* **INSTRUCTIONS FOR THE TASK**: Transcribe the entries exactly; images are not part of the copy.

___ SUPPLIED RECORDS

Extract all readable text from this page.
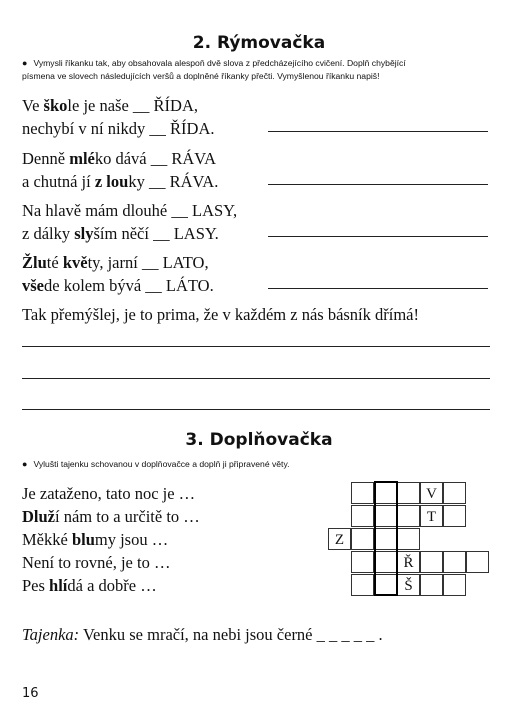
2. Rýmovačka
● Vymysli říkanku tak, aby obsahovala alespoň dvě slova z předcházejícího cvičení. Doplň chybějící
písmena ve slovech následujících veršů a doplněné říkanky přečti. Vymyšlenou říkanku napiš!
Ve škole je naše __ ŘÍDA,
nechybí v ní nikdy __ ŘÍDA.
Denně mléko dává __ RÁVA
a chutná jí z louky __ RÁVA.
Na hlavě mám dlouhé __ LASY,
z dálky slyším něčí __ LASY.
Žluté květy, jarní __ LATO,
všede kolem bývá __ LÁTO.
Tak přemýšlej, je to prima, že v každém z nás básník dřímá!
3. Doplňovačka
● Vylušti tajenku schovanou v doplňovačce a doplň ji připravené věty.
Je zataženo, tato noc je …
Dluží nám to a určitě to …
Měkké blumy jsou …
Není to rovné, je to …
Pes hlídá a dobře …
V
T
Z
Ř
Š
Tajenka: Venku se mračí, na nebi jsou černé _ _ _ _ _ .
16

______

* **THE SOLUTION**:
Extract all readable text from this page.
2. Rýmovačka
● Vymysli říkanku tak, aby obsahovala alespoň dvě slova z předcházejícího cvičení. Doplň chybějící
písmena ve slovech následujících veršů a doplněné říkanky přečti. Vymyšlenou říkanku napiš!
Ve škole je naše __ ŘÍDA,
nechybí v ní nikdy __ ŘÍDA.
Denně mléko dává __ RÁVA
a chutná jí z louky __ RÁVA.
Na hlavě mám dlouhé __ LASY,
z dálky slyším něčí __ LASY.
Žluté květy, jarní __ LATO,
všede kolem bývá __ LÁTO.
Tak přemýšlej, je to prima, že v každém z nás básník dřímá!
3. Doplňovačka
● Vylušti tajenku schovanou v doplňovačce a doplň ji připravené věty.
Je zataženo, tato noc je …
Dluží nám to a určitě to …
Měkké blumy jsou …
Není to rovné, je to …
Pes hlídá a dobře …
V
T
Z
Ř
Š
Tajenka: Venku se mračí, na nebi jsou černé _ _ _ _ _ .
16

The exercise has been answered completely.